Recorded data =
--- Start ---

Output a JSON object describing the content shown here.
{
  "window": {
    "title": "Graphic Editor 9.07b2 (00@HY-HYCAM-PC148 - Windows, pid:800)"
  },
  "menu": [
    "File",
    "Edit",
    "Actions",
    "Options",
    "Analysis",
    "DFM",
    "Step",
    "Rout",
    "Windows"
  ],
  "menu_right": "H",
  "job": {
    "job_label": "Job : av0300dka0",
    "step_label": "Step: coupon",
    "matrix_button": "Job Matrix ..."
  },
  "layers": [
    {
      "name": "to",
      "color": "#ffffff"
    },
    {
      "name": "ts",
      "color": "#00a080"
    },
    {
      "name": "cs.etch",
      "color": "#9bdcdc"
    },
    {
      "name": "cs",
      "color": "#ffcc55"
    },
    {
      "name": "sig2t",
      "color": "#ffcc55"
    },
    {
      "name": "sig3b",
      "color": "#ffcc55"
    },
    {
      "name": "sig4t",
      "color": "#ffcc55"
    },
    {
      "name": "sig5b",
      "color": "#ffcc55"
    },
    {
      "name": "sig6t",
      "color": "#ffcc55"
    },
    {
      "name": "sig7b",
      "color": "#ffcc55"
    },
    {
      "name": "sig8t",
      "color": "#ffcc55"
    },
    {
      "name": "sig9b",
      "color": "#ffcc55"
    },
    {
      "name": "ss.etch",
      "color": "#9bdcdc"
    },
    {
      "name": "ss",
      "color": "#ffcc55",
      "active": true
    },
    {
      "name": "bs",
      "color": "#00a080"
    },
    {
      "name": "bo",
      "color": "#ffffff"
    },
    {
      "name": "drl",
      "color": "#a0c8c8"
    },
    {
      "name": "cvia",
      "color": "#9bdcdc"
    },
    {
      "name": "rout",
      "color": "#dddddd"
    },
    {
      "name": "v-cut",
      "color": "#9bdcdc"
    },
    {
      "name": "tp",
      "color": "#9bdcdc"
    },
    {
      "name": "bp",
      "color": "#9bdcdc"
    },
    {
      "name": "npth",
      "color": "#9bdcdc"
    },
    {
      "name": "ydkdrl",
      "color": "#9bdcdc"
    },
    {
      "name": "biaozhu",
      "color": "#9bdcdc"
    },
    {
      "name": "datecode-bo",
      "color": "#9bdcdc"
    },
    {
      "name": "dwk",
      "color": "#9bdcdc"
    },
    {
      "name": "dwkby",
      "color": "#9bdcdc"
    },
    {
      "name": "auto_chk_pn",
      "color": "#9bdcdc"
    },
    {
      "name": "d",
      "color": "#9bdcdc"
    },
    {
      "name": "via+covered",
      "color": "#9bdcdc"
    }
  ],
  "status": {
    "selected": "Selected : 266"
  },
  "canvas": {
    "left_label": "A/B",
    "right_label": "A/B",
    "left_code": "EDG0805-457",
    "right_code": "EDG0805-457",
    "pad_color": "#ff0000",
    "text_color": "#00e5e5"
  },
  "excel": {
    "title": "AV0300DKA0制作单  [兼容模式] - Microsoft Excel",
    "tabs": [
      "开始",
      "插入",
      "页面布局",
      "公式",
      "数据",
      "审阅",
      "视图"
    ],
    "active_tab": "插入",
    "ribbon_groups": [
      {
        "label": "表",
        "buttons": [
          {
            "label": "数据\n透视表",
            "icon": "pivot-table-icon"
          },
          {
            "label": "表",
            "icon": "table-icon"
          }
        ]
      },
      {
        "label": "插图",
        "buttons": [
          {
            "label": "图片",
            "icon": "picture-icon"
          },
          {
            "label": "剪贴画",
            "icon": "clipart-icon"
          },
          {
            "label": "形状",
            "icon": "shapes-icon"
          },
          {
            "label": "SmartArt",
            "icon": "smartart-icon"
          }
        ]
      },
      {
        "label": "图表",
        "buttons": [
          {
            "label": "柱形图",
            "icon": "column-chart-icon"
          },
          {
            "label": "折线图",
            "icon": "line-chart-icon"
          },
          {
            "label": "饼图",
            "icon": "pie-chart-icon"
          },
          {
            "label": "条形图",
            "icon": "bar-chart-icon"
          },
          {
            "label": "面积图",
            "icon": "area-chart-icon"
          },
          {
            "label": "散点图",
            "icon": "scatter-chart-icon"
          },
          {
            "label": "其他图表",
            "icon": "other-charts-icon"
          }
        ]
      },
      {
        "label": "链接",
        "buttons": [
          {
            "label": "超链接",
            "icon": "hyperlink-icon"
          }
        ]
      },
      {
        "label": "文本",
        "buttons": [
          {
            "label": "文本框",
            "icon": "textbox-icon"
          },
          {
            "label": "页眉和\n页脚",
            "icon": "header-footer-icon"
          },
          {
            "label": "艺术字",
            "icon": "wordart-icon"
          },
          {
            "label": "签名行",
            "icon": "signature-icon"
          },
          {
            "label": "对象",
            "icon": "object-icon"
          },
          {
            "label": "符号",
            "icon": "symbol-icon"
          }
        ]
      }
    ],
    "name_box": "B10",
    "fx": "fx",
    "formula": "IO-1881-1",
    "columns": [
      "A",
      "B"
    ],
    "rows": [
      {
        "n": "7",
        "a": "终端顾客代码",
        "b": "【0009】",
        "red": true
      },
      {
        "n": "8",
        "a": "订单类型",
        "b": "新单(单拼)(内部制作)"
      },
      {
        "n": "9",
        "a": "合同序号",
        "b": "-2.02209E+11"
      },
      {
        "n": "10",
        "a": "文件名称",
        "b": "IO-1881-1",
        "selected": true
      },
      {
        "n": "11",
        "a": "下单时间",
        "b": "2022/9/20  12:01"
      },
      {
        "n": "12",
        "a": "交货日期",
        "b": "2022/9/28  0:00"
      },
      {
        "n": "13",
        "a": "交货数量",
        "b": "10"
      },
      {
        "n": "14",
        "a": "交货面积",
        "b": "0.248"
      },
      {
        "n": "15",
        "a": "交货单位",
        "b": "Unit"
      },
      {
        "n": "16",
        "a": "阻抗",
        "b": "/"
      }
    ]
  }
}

--- End ---

Given problem =
Repeat all the entries exactly as given.

Task result =
Output a JSON object describing the content shown here.
{
  "window": {
    "title": "Graphic Editor 9.07b2 (00@HY-HYCAM-PC148 - Windows, pid:800)"
  },
  "menu": [
    "File",
    "Edit",
    "Actions",
    "Options",
    "Analysis",
    "DFM",
    "Step",
    "Rout",
    "Windows"
  ],
  "menu_right": "H",
  "job": {
    "job_label": "Job : av0300dka0",
    "step_label": "Step: coupon",
    "matrix_button": "Job Matrix ..."
  },
  "layers": [
    {
      "name": "to",
      "color": "#ffffff"
    },
    {
      "name": "ts",
      "color": "#00a080"
    },
    {
      "name": "cs.etch",
      "color": "#9bdcdc"
    },
    {
      "name": "cs",
      "color": "#ffcc55"
    },
    {
      "name": "sig2t",
      "color": "#ffcc55"
    },
    {
      "name": "sig3b",
      "color": "#ffcc55"
    },
    {
      "name": "sig4t",
      "color": "#ffcc55"
    },
    {
      "name": "sig5b",
      "color": "#ffcc55"
    },
    {
      "name": "sig6t",
      "color": "#ffcc55"
    },
    {
      "name": "sig7b",
      "color": "#ffcc55"
    },
    {
      "name": "sig8t",
      "color": "#ffcc55"
    },
    {
      "name": "sig9b",
      "color": "#ffcc55"
    },
    {
      "name": "ss.etch",
      "color": "#9bdcdc"
    },
    {
      "name": "ss",
      "color": "#ffcc55",
      "active": true
    },
    {
      "name": "bs",
      "color": "#00a080"
    },
    {
      "name": "bo",
      "color": "#ffffff"
    },
    {
      "name": "drl",
      "color": "#a0c8c8"
    },
    {
      "name": "cvia",
      "color": "#9bdcdc"
    },
    {
      "name": "rout",
      "color": "#dddddd"
    },
    {
      "name": "v-cut",
      "color": "#9bdcdc"
    },
    {
      "name": "tp",
      "color": "#9bdcdc"
    },
    {
      "name": "bp",
      "color": "#9bdcdc"
    },
    {
      "name": "npth",
      "color": "#9bdcdc"
    },
    {
      "name": "ydkdrl",
      "color": "#9bdcdc"
    },
    {
      "name": "biaozhu",
      "color": "#9bdcdc"
    },
    {
      "name": "datecode-bo",
      "color": "#9bdcdc"
    },
    {
      "name": "dwk",
      "color": "#9bdcdc"
    },
    {
      "name": "dwkby",
      "color": "#9bdcdc"
    },
    {
      "name": "auto_chk_pn",
      "color": "#9bdcdc"
    },
    {
      "name": "d",
      "color": "#9bdcdc"
    },
    {
      "name": "via+covered",
      "color": "#9bdcdc"
    }
  ],
  "status": {
    "selected": "Selected : 266"
  },
  "canvas": {
    "left_label": "A/B",
    "right_label": "A/B",
    "left_code": "EDG0805-457",
    "right_code": "EDG0805-457",
    "pad_color": "#ff0000",
    "text_color": "#00e5e5"
  },
  "excel": {
    "title": "AV0300DKA0制作单  [兼容模式] - Microsoft Excel",
    "tabs": [
      "开始",
      "插入",
      "页面布局",
      "公式",
      "数据",
      "审阅",
      "视图"
    ],
    "active_tab": "插入",
    "ribbon_groups": [
      {
        "label": "表",
        "buttons": [
          {
            "label": "数据\n透视表",
            "icon": "pivot-table-icon"
          },
          {
            "label": "表",
            "icon": "table-icon"
          }
        ]
      },
      {
        "label": "插图",
        "buttons": [
          {
            "label": "图片",
            "icon": "picture-icon"
          },
          {
            "label": "剪贴画",
            "icon": "clipart-icon"
          },
          {
            "label": "形状",
            "icon": "shapes-icon"
          },
          {
            "label": "SmartArt",
            "icon": "smartart-icon"
          }
        ]
      },
      {
        "label": "图表",
        "buttons": [
          {
            "label": "柱形图",
            "icon": "column-chart-icon"
          },
          {
            "label": "折线图",
            "icon": "line-chart-icon"
          },
          {
            "label": "饼图",
            "icon": "pie-chart-icon"
          },
          {
            "label": "条形图",
            "icon": "bar-chart-icon"
          },
          {
            "label": "面积图",
            "icon": "area-chart-icon"
          },
          {
            "label": "散点图",
            "icon": "scatter-chart-icon"
          },
          {
            "label": "其他图表",
            "icon": "other-charts-icon"
          }
        ]
      },
      {
        "label": "链接",
        "buttons": [
          {
            "label": "超链接",
            "icon": "hyperlink-icon"
          }
        ]
      },
      {
        "label": "文本",
        "buttons": [
          {
            "label": "文本框",
            "icon": "textbox-icon"
          },
          {
            "label": "页眉和\n页脚",
            "icon": "header-footer-icon"
          },
          {
            "label": "艺术字",
            "icon": "wordart-icon"
          },
          {
            "label": "签名行",
            "icon": "signature-icon"
          },
          {
            "label": "对象",
            "icon": "object-icon"
          },
          {
            "label": "符号",
            "icon": "symbol-icon"
          }
        ]
      }
    ],
    "name_box": "B10",
    "fx": "fx",
    "formula": "IO-1881-1",
    "columns": [
      "A",
      "B"
    ],
    "rows": [
      {
        "n": "7",
        "a": "终端顾客代码",
        "b": "【0009】",
        "red": true
      },
      {
        "n": "8",
        "a": "订单类型",
        "b": "新单(单拼)(内部制作)"
      },
      {
        "n": "9",
        "a": "合同序号",
        "b": "-2.02209E+11"
      },
      {
        "n": "10",
        "a": "文件名称",
        "b": "IO-1881-1",
        "selected": true
      },
      {
        "n": "11",
        "a": "下单时间",
        "b": "2022/9/20  12:01"
      },
      {
        "n": "12",
        "a": "交货日期",
        "b": "2022/9/28  0:00"
      },
      {
        "n": "13",
        "a": "交货数量",
        "b": "10"
      },
      {
        "n": "14",
        "a": "交货面积",
        "b": "0.248"
      },
      {
        "n": "15",
        "a": "交货单位",
        "b": "Unit"
      },
      {
        "n": "16",
        "a": "阻抗",
        "b": "/"
      }
    ]
  }
}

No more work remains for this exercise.